=== Material to process ===

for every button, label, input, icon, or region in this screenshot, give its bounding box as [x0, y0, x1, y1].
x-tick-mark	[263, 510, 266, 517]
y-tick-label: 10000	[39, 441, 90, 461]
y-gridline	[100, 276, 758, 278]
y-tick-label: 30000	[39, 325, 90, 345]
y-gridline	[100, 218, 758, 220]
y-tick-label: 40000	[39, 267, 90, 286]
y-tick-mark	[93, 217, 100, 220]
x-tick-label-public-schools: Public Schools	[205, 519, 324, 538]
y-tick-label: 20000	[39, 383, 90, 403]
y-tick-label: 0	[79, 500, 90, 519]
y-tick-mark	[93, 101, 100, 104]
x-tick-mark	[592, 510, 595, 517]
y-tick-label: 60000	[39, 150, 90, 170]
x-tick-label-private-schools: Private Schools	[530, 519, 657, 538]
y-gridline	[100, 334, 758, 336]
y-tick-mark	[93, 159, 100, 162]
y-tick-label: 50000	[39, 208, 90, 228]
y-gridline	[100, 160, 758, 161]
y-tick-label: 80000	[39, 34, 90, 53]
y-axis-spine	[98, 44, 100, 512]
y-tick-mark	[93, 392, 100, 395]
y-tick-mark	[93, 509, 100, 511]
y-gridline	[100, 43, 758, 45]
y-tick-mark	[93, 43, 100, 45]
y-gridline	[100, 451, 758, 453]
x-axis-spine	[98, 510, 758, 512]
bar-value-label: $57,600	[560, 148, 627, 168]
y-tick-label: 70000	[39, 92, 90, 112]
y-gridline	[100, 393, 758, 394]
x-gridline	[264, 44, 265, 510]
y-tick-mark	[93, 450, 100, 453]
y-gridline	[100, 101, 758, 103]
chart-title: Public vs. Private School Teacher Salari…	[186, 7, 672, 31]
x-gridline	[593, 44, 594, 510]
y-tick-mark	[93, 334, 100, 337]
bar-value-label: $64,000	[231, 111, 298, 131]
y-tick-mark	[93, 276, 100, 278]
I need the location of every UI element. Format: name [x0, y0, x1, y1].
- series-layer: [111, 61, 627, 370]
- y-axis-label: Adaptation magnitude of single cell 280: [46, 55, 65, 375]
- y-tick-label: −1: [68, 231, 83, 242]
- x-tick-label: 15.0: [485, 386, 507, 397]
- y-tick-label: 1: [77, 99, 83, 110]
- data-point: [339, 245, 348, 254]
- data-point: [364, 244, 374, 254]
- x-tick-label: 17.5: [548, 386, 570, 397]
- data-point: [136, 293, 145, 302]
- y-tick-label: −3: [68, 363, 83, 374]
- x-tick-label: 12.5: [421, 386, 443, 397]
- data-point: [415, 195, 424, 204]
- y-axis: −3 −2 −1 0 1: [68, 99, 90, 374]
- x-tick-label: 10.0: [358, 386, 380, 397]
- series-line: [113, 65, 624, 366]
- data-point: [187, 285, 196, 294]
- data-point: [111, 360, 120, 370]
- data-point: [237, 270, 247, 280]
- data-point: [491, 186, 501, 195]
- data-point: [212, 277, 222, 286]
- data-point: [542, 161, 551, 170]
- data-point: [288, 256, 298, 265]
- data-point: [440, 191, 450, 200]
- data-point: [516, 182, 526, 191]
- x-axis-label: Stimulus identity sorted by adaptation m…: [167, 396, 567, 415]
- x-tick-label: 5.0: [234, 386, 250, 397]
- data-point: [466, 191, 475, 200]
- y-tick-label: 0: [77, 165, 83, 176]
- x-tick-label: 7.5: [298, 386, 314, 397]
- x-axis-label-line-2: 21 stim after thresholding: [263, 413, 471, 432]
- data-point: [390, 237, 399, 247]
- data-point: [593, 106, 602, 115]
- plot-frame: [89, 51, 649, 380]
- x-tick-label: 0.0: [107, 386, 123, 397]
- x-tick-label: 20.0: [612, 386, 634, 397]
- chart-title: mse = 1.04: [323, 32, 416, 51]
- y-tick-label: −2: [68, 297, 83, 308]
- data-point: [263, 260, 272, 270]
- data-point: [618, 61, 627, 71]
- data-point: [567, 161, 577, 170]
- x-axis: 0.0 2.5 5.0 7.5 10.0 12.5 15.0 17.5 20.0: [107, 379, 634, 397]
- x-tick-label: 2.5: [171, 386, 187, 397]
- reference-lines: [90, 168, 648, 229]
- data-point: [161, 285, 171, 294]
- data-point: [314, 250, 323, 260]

===

§ What needs to be done: Set down all of the data above again, reproducing every line without alteration.

§ Answer to the problem:
for every button, label, input, icon, or region in this screenshot, give its bounding box as [x0, y0, x1, y1].
x-tick-mark	[263, 510, 266, 517]
y-tick-label: 10000	[39, 441, 90, 461]
y-gridline	[100, 276, 758, 278]
y-tick-label: 30000	[39, 325, 90, 345]
y-gridline	[100, 218, 758, 220]
y-tick-label: 40000	[39, 267, 90, 286]
y-tick-mark	[93, 217, 100, 220]
x-tick-label-public-schools: Public Schools	[205, 519, 324, 538]
y-tick-label: 20000	[39, 383, 90, 403]
y-tick-label: 0	[79, 500, 90, 519]
y-tick-mark	[93, 101, 100, 104]
x-tick-mark	[592, 510, 595, 517]
y-tick-label: 60000	[39, 150, 90, 170]
x-tick-label-private-schools: Private Schools	[530, 519, 657, 538]
y-gridline	[100, 334, 758, 336]
y-tick-mark	[93, 159, 100, 162]
y-tick-label: 50000	[39, 208, 90, 228]
y-gridline	[100, 160, 758, 161]
y-tick-label: 80000	[39, 34, 90, 53]
y-axis-spine	[98, 44, 100, 512]
y-tick-mark	[93, 392, 100, 395]
y-tick-mark	[93, 509, 100, 511]
y-gridline	[100, 43, 758, 45]
y-tick-mark	[93, 43, 100, 45]
y-gridline	[100, 451, 758, 453]
x-axis-spine	[98, 510, 758, 512]
bar-value-label: $57,600	[560, 148, 627, 168]
y-tick-label: 70000	[39, 92, 90, 112]
y-gridline	[100, 393, 758, 394]
x-gridline	[264, 44, 265, 510]
y-tick-mark	[93, 450, 100, 453]
y-gridline	[100, 101, 758, 103]
chart-title: Public vs. Private School Teacher Salari…	[186, 7, 672, 31]
x-gridline	[593, 44, 594, 510]
y-tick-mark	[93, 334, 100, 337]
bar-value-label: $64,000	[231, 111, 298, 131]
y-tick-mark	[93, 276, 100, 278]
I need the location of every UI element. Format: name [x0, y0, x1, y1].
- series-layer: [111, 61, 627, 370]
- y-axis-label: Adaptation magnitude of single cell 280: [46, 55, 65, 375]
- y-tick-label: −1: [68, 231, 83, 242]
- x-tick-label: 15.0: [485, 386, 507, 397]
- y-tick-label: 1: [77, 99, 83, 110]
- data-point: [339, 245, 348, 254]
- data-point: [364, 244, 374, 254]
- x-tick-label: 17.5: [548, 386, 570, 397]
- data-point: [136, 293, 145, 302]
- y-tick-label: −3: [68, 363, 83, 374]
- x-tick-label: 12.5: [421, 386, 443, 397]
- data-point: [415, 195, 424, 204]
- y-axis: −3 −2 −1 0 1: [68, 99, 90, 374]
- x-tick-label: 10.0: [358, 386, 380, 397]
- series-line: [113, 65, 624, 366]
- data-point: [187, 285, 196, 294]
- data-point: [111, 360, 120, 370]
- data-point: [237, 270, 247, 280]
- data-point: [491, 186, 501, 195]
- data-point: [212, 277, 222, 286]
- data-point: [542, 161, 551, 170]
- data-point: [288, 256, 298, 265]
- data-point: [440, 191, 450, 200]
- data-point: [516, 182, 526, 191]
- x-axis-label: Stimulus identity sorted by adaptation m…: [167, 396, 567, 415]
- x-tick-label: 5.0: [234, 386, 250, 397]
- data-point: [466, 191, 475, 200]
- y-tick-label: 0: [77, 165, 83, 176]
- x-tick-label: 7.5: [298, 386, 314, 397]
- x-axis-label-line-2: 21 stim after thresholding: [263, 413, 471, 432]
- data-point: [390, 237, 399, 247]
- data-point: [593, 106, 602, 115]
- plot-frame: [89, 51, 649, 380]
- x-tick-label: 0.0: [107, 386, 123, 397]
- x-tick-label: 20.0: [612, 386, 634, 397]
- chart-title: mse = 1.04: [323, 32, 416, 51]
- y-tick-label: −2: [68, 297, 83, 308]
- data-point: [263, 260, 272, 270]
- data-point: [618, 61, 627, 71]
- data-point: [567, 161, 577, 170]
- x-axis: 0.0 2.5 5.0 7.5 10.0 12.5 15.0 17.5 20.0: [107, 379, 634, 397]
- x-tick-label: 2.5: [171, 386, 187, 397]
- reference-lines: [90, 168, 648, 229]
- data-point: [161, 285, 171, 294]
- data-point: [314, 250, 323, 260]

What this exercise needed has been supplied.